*What the exercise asks*. All of the data below must be repeated exactly.

:::

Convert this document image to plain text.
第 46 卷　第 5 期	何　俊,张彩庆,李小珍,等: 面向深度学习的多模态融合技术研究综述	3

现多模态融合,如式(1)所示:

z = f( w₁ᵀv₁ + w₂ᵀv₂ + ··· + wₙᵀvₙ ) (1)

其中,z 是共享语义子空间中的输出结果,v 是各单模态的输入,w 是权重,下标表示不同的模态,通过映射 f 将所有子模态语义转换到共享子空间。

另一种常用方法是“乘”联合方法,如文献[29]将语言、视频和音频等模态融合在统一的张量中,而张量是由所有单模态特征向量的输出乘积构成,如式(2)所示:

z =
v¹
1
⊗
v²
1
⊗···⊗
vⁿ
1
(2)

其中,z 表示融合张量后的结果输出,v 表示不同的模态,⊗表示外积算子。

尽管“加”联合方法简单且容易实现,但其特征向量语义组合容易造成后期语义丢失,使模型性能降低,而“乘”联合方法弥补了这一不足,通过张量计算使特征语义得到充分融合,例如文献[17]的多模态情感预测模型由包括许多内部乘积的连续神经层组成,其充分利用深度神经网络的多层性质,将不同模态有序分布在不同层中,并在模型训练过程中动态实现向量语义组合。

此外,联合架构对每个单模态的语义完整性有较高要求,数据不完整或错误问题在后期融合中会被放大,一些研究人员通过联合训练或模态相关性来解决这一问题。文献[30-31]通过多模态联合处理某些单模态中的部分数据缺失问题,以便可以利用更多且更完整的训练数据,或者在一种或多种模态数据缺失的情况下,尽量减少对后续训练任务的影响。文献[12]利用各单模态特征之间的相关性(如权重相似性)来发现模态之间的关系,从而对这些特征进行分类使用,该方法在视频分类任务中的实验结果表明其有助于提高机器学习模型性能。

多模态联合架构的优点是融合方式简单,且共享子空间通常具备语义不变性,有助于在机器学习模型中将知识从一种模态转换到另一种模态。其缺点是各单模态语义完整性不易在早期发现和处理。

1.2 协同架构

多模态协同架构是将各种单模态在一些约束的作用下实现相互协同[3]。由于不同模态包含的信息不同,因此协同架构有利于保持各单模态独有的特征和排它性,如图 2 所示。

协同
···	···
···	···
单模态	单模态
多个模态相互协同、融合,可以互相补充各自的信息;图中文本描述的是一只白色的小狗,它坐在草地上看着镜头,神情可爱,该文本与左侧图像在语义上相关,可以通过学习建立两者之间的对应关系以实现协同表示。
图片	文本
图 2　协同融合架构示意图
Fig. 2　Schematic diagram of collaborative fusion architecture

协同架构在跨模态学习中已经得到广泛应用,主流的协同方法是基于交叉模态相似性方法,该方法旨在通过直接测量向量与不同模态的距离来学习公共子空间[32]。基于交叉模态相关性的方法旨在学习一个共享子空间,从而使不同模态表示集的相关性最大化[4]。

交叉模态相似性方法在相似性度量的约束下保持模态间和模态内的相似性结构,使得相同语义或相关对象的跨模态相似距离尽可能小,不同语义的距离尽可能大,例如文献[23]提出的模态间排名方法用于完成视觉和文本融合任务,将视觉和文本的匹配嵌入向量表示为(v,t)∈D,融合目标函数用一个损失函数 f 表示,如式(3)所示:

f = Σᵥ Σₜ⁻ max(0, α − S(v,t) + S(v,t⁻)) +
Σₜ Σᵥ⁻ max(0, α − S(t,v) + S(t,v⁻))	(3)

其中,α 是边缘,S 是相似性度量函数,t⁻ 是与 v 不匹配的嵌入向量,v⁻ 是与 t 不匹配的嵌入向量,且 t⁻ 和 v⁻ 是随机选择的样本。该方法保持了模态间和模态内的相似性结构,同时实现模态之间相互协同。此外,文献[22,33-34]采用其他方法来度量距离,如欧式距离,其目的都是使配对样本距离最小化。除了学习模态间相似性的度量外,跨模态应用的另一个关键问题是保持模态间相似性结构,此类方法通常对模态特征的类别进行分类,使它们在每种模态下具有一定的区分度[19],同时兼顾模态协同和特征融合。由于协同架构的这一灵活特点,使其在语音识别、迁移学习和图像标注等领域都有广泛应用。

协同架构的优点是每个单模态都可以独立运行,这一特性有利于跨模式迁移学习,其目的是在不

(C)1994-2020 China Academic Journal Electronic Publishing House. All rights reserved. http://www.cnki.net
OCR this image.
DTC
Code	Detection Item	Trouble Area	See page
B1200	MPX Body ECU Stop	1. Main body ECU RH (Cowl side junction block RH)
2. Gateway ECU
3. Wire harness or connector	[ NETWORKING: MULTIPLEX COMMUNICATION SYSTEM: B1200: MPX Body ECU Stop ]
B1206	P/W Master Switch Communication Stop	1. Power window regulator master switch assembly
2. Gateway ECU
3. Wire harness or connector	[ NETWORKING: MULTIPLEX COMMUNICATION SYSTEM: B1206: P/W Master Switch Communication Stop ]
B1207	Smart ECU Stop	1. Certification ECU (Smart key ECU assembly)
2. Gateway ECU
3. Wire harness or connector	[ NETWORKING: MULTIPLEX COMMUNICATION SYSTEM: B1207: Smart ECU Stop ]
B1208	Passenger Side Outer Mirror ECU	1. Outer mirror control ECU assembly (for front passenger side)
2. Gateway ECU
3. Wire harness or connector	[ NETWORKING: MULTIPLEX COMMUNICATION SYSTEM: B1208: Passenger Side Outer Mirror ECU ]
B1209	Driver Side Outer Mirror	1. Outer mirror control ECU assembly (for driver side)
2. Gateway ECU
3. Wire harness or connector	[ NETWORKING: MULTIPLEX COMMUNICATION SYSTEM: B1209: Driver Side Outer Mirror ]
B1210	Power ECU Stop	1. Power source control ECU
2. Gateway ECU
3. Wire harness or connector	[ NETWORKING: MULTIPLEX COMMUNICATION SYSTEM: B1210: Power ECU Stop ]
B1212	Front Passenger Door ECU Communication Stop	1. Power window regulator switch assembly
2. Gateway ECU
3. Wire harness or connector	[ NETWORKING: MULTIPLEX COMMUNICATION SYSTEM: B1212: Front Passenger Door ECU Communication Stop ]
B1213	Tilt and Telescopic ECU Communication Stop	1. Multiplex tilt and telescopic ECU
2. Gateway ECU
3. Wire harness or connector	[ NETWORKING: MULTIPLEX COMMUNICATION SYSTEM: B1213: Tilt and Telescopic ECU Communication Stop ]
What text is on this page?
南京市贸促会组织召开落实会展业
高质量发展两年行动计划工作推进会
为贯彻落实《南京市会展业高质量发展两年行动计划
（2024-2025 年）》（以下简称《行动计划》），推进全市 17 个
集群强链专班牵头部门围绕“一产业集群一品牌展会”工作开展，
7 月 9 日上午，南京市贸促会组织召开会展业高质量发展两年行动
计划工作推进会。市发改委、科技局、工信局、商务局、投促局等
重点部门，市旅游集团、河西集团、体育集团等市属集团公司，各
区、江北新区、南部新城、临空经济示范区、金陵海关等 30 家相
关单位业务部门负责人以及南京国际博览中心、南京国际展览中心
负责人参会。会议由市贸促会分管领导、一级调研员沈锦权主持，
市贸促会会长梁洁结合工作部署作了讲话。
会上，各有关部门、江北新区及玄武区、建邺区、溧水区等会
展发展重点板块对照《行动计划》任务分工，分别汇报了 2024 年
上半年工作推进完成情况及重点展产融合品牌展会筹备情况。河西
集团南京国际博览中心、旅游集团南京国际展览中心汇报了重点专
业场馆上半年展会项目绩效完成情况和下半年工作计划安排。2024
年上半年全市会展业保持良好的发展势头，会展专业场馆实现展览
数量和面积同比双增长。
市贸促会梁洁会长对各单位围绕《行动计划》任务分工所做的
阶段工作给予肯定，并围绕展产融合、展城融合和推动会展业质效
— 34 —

:::

*Output below*.
Convert this document image to plain text.
第 46 卷　第 5 期	何　俊,张彩庆,李小珍,等: 面向深度学习的多模态融合技术研究综述	3

现多模态融合,如式(1)所示:

z = f( w₁ᵀv₁ + w₂ᵀv₂ + ··· + wₙᵀvₙ ) (1)

其中,z 是共享语义子空间中的输出结果,v 是各单模态的输入,w 是权重,下标表示不同的模态,通过映射 f 将所有子模态语义转换到共享子空间。

另一种常用方法是“乘”联合方法,如文献[29]将语言、视频和音频等模态融合在统一的张量中,而张量是由所有单模态特征向量的输出乘积构成,如式(2)所示:

z =
v¹
1
⊗
v²
1
⊗···⊗
vⁿ
1
(2)

其中,z 表示融合张量后的结果输出,v 表示不同的模态,⊗表示外积算子。

尽管“加”联合方法简单且容易实现,但其特征向量语义组合容易造成后期语义丢失,使模型性能降低,而“乘”联合方法弥补了这一不足,通过张量计算使特征语义得到充分融合,例如文献[17]的多模态情感预测模型由包括许多内部乘积的连续神经层组成,其充分利用深度神经网络的多层性质,将不同模态有序分布在不同层中,并在模型训练过程中动态实现向量语义组合。

此外,联合架构对每个单模态的语义完整性有较高要求,数据不完整或错误问题在后期融合中会被放大,一些研究人员通过联合训练或模态相关性来解决这一问题。文献[30-31]通过多模态联合处理某些单模态中的部分数据缺失问题,以便可以利用更多且更完整的训练数据,或者在一种或多种模态数据缺失的情况下,尽量减少对后续训练任务的影响。文献[12]利用各单模态特征之间的相关性(如权重相似性)来发现模态之间的关系,从而对这些特征进行分类使用,该方法在视频分类任务中的实验结果表明其有助于提高机器学习模型性能。

多模态联合架构的优点是融合方式简单,且共享子空间通常具备语义不变性,有助于在机器学习模型中将知识从一种模态转换到另一种模态。其缺点是各单模态语义完整性不易在早期发现和处理。

1.2 协同架构

多模态协同架构是将各种单模态在一些约束的作用下实现相互协同[3]。由于不同模态包含的信息不同,因此协同架构有利于保持各单模态独有的特征和排它性,如图 2 所示。

协同
···	···
···	···
单模态	单模态
多个模态相互协同、融合,可以互相补充各自的信息;图中文本描述的是一只白色的小狗,它坐在草地上看着镜头,神情可爱,该文本与左侧图像在语义上相关,可以通过学习建立两者之间的对应关系以实现协同表示。
图片	文本
图 2　协同融合架构示意图
Fig. 2　Schematic diagram of collaborative fusion architecture

协同架构在跨模态学习中已经得到广泛应用,主流的协同方法是基于交叉模态相似性方法,该方法旨在通过直接测量向量与不同模态的距离来学习公共子空间[32]。基于交叉模态相关性的方法旨在学习一个共享子空间,从而使不同模态表示集的相关性最大化[4]。

交叉模态相似性方法在相似性度量的约束下保持模态间和模态内的相似性结构,使得相同语义或相关对象的跨模态相似距离尽可能小,不同语义的距离尽可能大,例如文献[23]提出的模态间排名方法用于完成视觉和文本融合任务,将视觉和文本的匹配嵌入向量表示为(v,t)∈D,融合目标函数用一个损失函数 f 表示,如式(3)所示:

f = Σᵥ Σₜ⁻ max(0, α − S(v,t) + S(v,t⁻)) +
Σₜ Σᵥ⁻ max(0, α − S(t,v) + S(t,v⁻))	(3)

其中,α 是边缘,S 是相似性度量函数,t⁻ 是与 v 不匹配的嵌入向量,v⁻ 是与 t 不匹配的嵌入向量,且 t⁻ 和 v⁻ 是随机选择的样本。该方法保持了模态间和模态内的相似性结构,同时实现模态之间相互协同。此外,文献[22,33-34]采用其他方法来度量距离,如欧式距离,其目的都是使配对样本距离最小化。除了学习模态间相似性的度量外,跨模态应用的另一个关键问题是保持模态间相似性结构,此类方法通常对模态特征的类别进行分类,使它们在每种模态下具有一定的区分度[19],同时兼顾模态协同和特征融合。由于协同架构的这一灵活特点,使其在语音识别、迁移学习和图像标注等领域都有广泛应用。

协同架构的优点是每个单模态都可以独立运行,这一特性有利于跨模式迁移学习,其目的是在不

(C)1994-2020 China Academic Journal Electronic Publishing House. All rights reserved. http://www.cnki.net
OCR this image.
DTC
Code	Detection Item	Trouble Area	See page
B1200	MPX Body ECU Stop	1. Main body ECU RH (Cowl side junction block RH)
2. Gateway ECU
3. Wire harness or connector	[ NETWORKING: MULTIPLEX COMMUNICATION SYSTEM: B1200: MPX Body ECU Stop ]
B1206	P/W Master Switch Communication Stop	1. Power window regulator master switch assembly
2. Gateway ECU
3. Wire harness or connector	[ NETWORKING: MULTIPLEX COMMUNICATION SYSTEM: B1206: P/W Master Switch Communication Stop ]
B1207	Smart ECU Stop	1. Certification ECU (Smart key ECU assembly)
2. Gateway ECU
3. Wire harness or connector	[ NETWORKING: MULTIPLEX COMMUNICATION SYSTEM: B1207: Smart ECU Stop ]
B1208	Passenger Side Outer Mirror ECU	1. Outer mirror control ECU assembly (for front passenger side)
2. Gateway ECU
3. Wire harness or connector	[ NETWORKING: MULTIPLEX COMMUNICATION SYSTEM: B1208: Passenger Side Outer Mirror ECU ]
B1209	Driver Side Outer Mirror	1. Outer mirror control ECU assembly (for driver side)
2. Gateway ECU
3. Wire harness or connector	[ NETWORKING: MULTIPLEX COMMUNICATION SYSTEM: B1209: Driver Side Outer Mirror ]
B1210	Power ECU Stop	1. Power source control ECU
2. Gateway ECU
3. Wire harness or connector	[ NETWORKING: MULTIPLEX COMMUNICATION SYSTEM: B1210: Power ECU Stop ]
B1212	Front Passenger Door ECU Communication Stop	1. Power window regulator switch assembly
2. Gateway ECU
3. Wire harness or connector	[ NETWORKING: MULTIPLEX COMMUNICATION SYSTEM: B1212: Front Passenger Door ECU Communication Stop ]
B1213	Tilt and Telescopic ECU Communication Stop	1. Multiplex tilt and telescopic ECU
2. Gateway ECU
3. Wire harness or connector	[ NETWORKING: MULTIPLEX COMMUNICATION SYSTEM: B1213: Tilt and Telescopic ECU Communication Stop ]
What text is on this page?
南京市贸促会组织召开落实会展业
高质量发展两年行动计划工作推进会
为贯彻落实《南京市会展业高质量发展两年行动计划
（2024-2025 年）》（以下简称《行动计划》），推进全市 17 个
集群强链专班牵头部门围绕“一产业集群一品牌展会”工作开展，
7 月 9 日上午，南京市贸促会组织召开会展业高质量发展两年行动
计划工作推进会。市发改委、科技局、工信局、商务局、投促局等
重点部门，市旅游集团、河西集团、体育集团等市属集团公司，各
区、江北新区、南部新城、临空经济示范区、金陵海关等 30 家相
关单位业务部门负责人以及南京国际博览中心、南京国际展览中心
负责人参会。会议由市贸促会分管领导、一级调研员沈锦权主持，
市贸促会会长梁洁结合工作部署作了讲话。
会上，各有关部门、江北新区及玄武区、建邺区、溧水区等会
展发展重点板块对照《行动计划》任务分工，分别汇报了 2024 年
上半年工作推进完成情况及重点展产融合品牌展会筹备情况。河西
集团南京国际博览中心、旅游集团南京国际展览中心汇报了重点专
业场馆上半年展会项目绩效完成情况和下半年工作计划安排。2024
年上半年全市会展业保持良好的发展势头，会展专业场馆实现展览
数量和面积同比双增长。
市贸促会梁洁会长对各单位围绕《行动计划》任务分工所做的
阶段工作给予肯定，并围绕展产融合、展城融合和推动会展业质效
— 34 —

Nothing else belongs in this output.